▶ _Exercise details_: Copy each line of the records that holds the string "name".

--

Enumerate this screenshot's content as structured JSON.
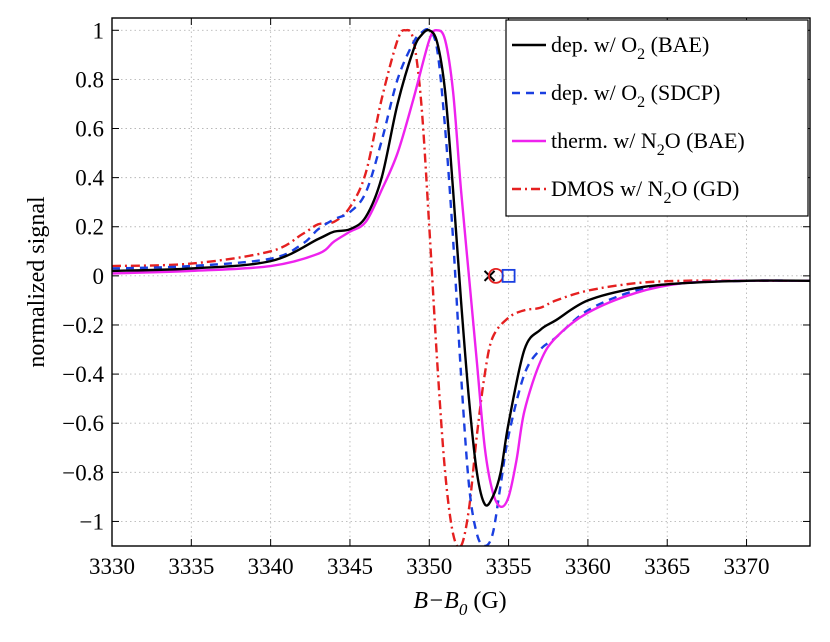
{
  "chart_data": {
    "type": "line",
    "xlabel": "B−B0 (G)",
    "xlabel_parts": {
      "main": "B−B",
      "sub": "0",
      "unit": " (G)"
    },
    "ylabel": "normalized signal",
    "xlim": [
      3330,
      3374
    ],
    "ylim": [
      -1.1,
      1.05
    ],
    "x_ticks": [
      3330,
      3335,
      3340,
      3345,
      3350,
      3355,
      3360,
      3365,
      3370
    ],
    "x_tick_labels": [
      "3330",
      "3335",
      "3340",
      "3345",
      "3350",
      "3355",
      "3360",
      "3365",
      "3370"
    ],
    "y_ticks": [
      -1,
      -0.8,
      -0.6,
      -0.4,
      -0.2,
      0,
      0.2,
      0.4,
      0.6,
      0.8,
      1
    ],
    "y_tick_labels": [
      "−1",
      "−0.8",
      "−0.6",
      "−0.4",
      "−0.2",
      "0",
      "0.2",
      "0.4",
      "0.6",
      "0.8",
      "1"
    ],
    "grid": true,
    "legend_position": "top-right",
    "series": [
      {
        "name": "dep. w/ O2 (BAE)",
        "label_parts": [
          "dep. w/ O",
          "2",
          " (BAE)"
        ],
        "color": "#000000",
        "dash": "solid",
        "x": [
          3330,
          3335,
          3340,
          3343,
          3344,
          3345,
          3346,
          3347,
          3348,
          3349,
          3349.5,
          3350,
          3350.5,
          3351,
          3351.5,
          3352,
          3352.5,
          3353,
          3353.5,
          3354,
          3354.5,
          3355,
          3356,
          3357,
          3358,
          3360,
          3363,
          3366,
          3370,
          3374
        ],
        "y": [
          0.02,
          0.03,
          0.06,
          0.15,
          0.18,
          0.19,
          0.24,
          0.4,
          0.7,
          0.92,
          0.98,
          1.0,
          0.95,
          0.75,
          0.35,
          -0.1,
          -0.5,
          -0.8,
          -0.93,
          -0.9,
          -0.8,
          -0.6,
          -0.3,
          -0.22,
          -0.18,
          -0.1,
          -0.05,
          -0.03,
          -0.02,
          -0.02
        ]
      },
      {
        "name": "dep. w/ O2 (SDCP)",
        "label_parts": [
          "dep. w/ O",
          "2",
          " (SDCP)"
        ],
        "color": "#1a3fe0",
        "dash": "8,6",
        "x": [
          3330,
          3335,
          3340,
          3342,
          3343,
          3344,
          3345,
          3346,
          3347,
          3348,
          3349,
          3349.5,
          3350,
          3350.5,
          3351,
          3351.5,
          3352,
          3352.5,
          3353,
          3353.5,
          3354,
          3354.5,
          3355,
          3356,
          3357,
          3358,
          3360,
          3363,
          3366,
          3370,
          3374
        ],
        "y": [
          0.03,
          0.04,
          0.07,
          0.13,
          0.19,
          0.23,
          0.26,
          0.34,
          0.55,
          0.8,
          0.95,
          0.99,
          1.0,
          0.92,
          0.6,
          0.15,
          -0.4,
          -0.85,
          -1.05,
          -1.1,
          -1.05,
          -0.85,
          -0.65,
          -0.4,
          -0.3,
          -0.25,
          -0.14,
          -0.06,
          -0.03,
          -0.02,
          -0.02
        ]
      },
      {
        "name": "therm. w/ N2O (BAE)",
        "label_parts": [
          "therm. w/ N",
          "2",
          "O (BAE)"
        ],
        "color": "#ee22ee",
        "dash": "solid",
        "x": [
          3330,
          3335,
          3340,
          3343,
          3344,
          3345,
          3346,
          3347,
          3348,
          3349,
          3350,
          3350.5,
          3351,
          3351.5,
          3352,
          3352.5,
          3353,
          3353.5,
          3354,
          3354.5,
          3355,
          3355.5,
          3356,
          3357,
          3358,
          3360,
          3363,
          3366,
          3370,
          3374
        ],
        "y": [
          0.01,
          0.02,
          0.04,
          0.09,
          0.14,
          0.18,
          0.22,
          0.35,
          0.5,
          0.72,
          0.96,
          1.0,
          0.96,
          0.75,
          0.35,
          0.0,
          -0.35,
          -0.7,
          -0.88,
          -0.94,
          -0.9,
          -0.75,
          -0.55,
          -0.35,
          -0.25,
          -0.15,
          -0.07,
          -0.03,
          -0.02,
          -0.02
        ]
      },
      {
        "name": "DMOS w/ N2O (GD)",
        "label_parts": [
          "DMOS w/ N",
          "2",
          "O (GD)"
        ],
        "color": "#e52020",
        "dash": "9,4,2,4",
        "x": [
          3330,
          3335,
          3340,
          3342,
          3343,
          3344,
          3345,
          3346,
          3347,
          3348,
          3348.5,
          3349,
          3349.5,
          3350,
          3350.5,
          3351,
          3351.5,
          3352,
          3352.5,
          3353,
          3353.5,
          3354,
          3355,
          3356,
          3357,
          3358,
          3360,
          3363,
          3366,
          3370,
          3374
        ],
        "y": [
          0.04,
          0.05,
          0.1,
          0.17,
          0.21,
          0.22,
          0.28,
          0.42,
          0.72,
          0.96,
          1.0,
          0.96,
          0.7,
          0.2,
          -0.35,
          -0.8,
          -1.05,
          -1.1,
          -0.95,
          -0.65,
          -0.4,
          -0.25,
          -0.17,
          -0.14,
          -0.13,
          -0.1,
          -0.06,
          -0.03,
          -0.02,
          -0.02,
          -0.02
        ]
      }
    ],
    "markers": [
      {
        "name": "cross-marker",
        "shape": "x",
        "x": 3353.8,
        "y": 0.0,
        "color": "#000000"
      },
      {
        "name": "circle-marker",
        "shape": "circle",
        "x": 3354.2,
        "y": 0.0,
        "color": "#e52020"
      },
      {
        "name": "square-marker",
        "shape": "square",
        "x": 3355.0,
        "y": 0.0,
        "color": "#1a3fe0"
      }
    ]
  }
}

--

▶ _Correct result_:
        "name": "dep. w/ O2 (BAE)",
        "name": "dep. w/ O2 (SDCP)",
        "name": "therm. w/ N2O (BAE)",
        "name": "DMOS w/ N2O (GD)",
        "name": "cross-marker",
        "name": "circle-marker",
        "name": "square-marker",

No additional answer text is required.